#### RECORDS PROVIDED ####

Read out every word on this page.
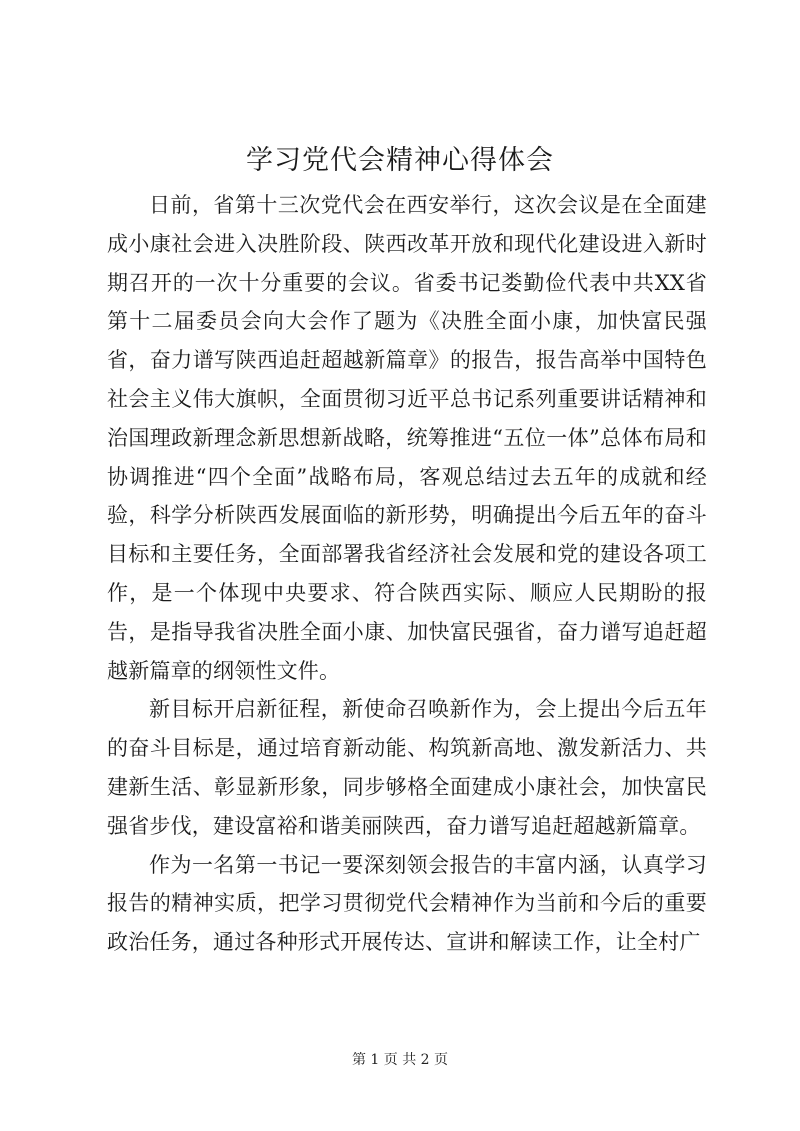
学习党代会精神心得体会

日前，省第十三次党代会在西安举行，这次会议是在全面建成小康社会进入决胜阶段、陕西改革开放和现代化建设进入新时期召开的一次十分重要的会议。省委书记娄勤俭代表中共XX省第十二届委员会向大会作了题为《决胜全面小康，加快富民强省，奋力谱写陕西追赶超越新篇章》的报告，报告高举中国特色社会主义伟大旗帜，全面贯彻习近平总书记系列重要讲话精神和治国理政新理念新思想新战略，统筹推进“五位一体”总体布局和协调推进“四个全面”战略布局，客观总结过去五年的成就和经验，科学分析陕西发展面临的新形势，明确提出今后五年的奋斗目标和主要任务，全面部署我省经济社会发展和党的建设各项工作，是一个体现中央要求、符合陕西实际、顺应人民期盼的报告，是指导我省决胜全面小康、加快富民强省，奋力谱写追赶超越新篇章的纲领性文件。

新目标开启新征程，新使命召唤新作为，会上提出今后五年的奋斗目标是，通过培育新动能、构筑新高地、激发新活力、共建新生活、彰显新形象，同步够格全面建成小康社会，加快富民强省步伐，建设富裕和谐美丽陕西，奋力谱写追赶超越新篇章。

作为一名第一书记一要深刻领会报告的丰富内涵，认真学习报告的精神实质，把学习贯彻党代会精神作为当前和今后的重要政治任务，通过各种形式开展传达、宣讲和解读工作，让全村广

第 1 页 共 2 页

####

DIRECTION: Leave out the pictures and transcribe everything else exactly.

IN RESPONSE:
Read out every word on this page.
学习党代会精神心得体会

日前，省第十三次党代会在西安举行，这次会议是在全面建成小康社会进入决胜阶段、陕西改革开放和现代化建设进入新时期召开的一次十分重要的会议。省委书记娄勤俭代表中共XX省第十二届委员会向大会作了题为《决胜全面小康，加快富民强省，奋力谱写陕西追赶超越新篇章》的报告，报告高举中国特色社会主义伟大旗帜，全面贯彻习近平总书记系列重要讲话精神和治国理政新理念新思想新战略，统筹推进“五位一体”总体布局和协调推进“四个全面”战略布局，客观总结过去五年的成就和经验，科学分析陕西发展面临的新形势，明确提出今后五年的奋斗目标和主要任务，全面部署我省经济社会发展和党的建设各项工作，是一个体现中央要求、符合陕西实际、顺应人民期盼的报告，是指导我省决胜全面小康、加快富民强省，奋力谱写追赶超越新篇章的纲领性文件。

新目标开启新征程，新使命召唤新作为，会上提出今后五年的奋斗目标是，通过培育新动能、构筑新高地、激发新活力、共建新生活、彰显新形象，同步够格全面建成小康社会，加快富民强省步伐，建设富裕和谐美丽陕西，奋力谱写追赶超越新篇章。

作为一名第一书记一要深刻领会报告的丰富内涵，认真学习报告的精神实质，把学习贯彻党代会精神作为当前和今后的重要政治任务，通过各种形式开展传达、宣讲和解读工作，让全村广

第 1 页 共 2 页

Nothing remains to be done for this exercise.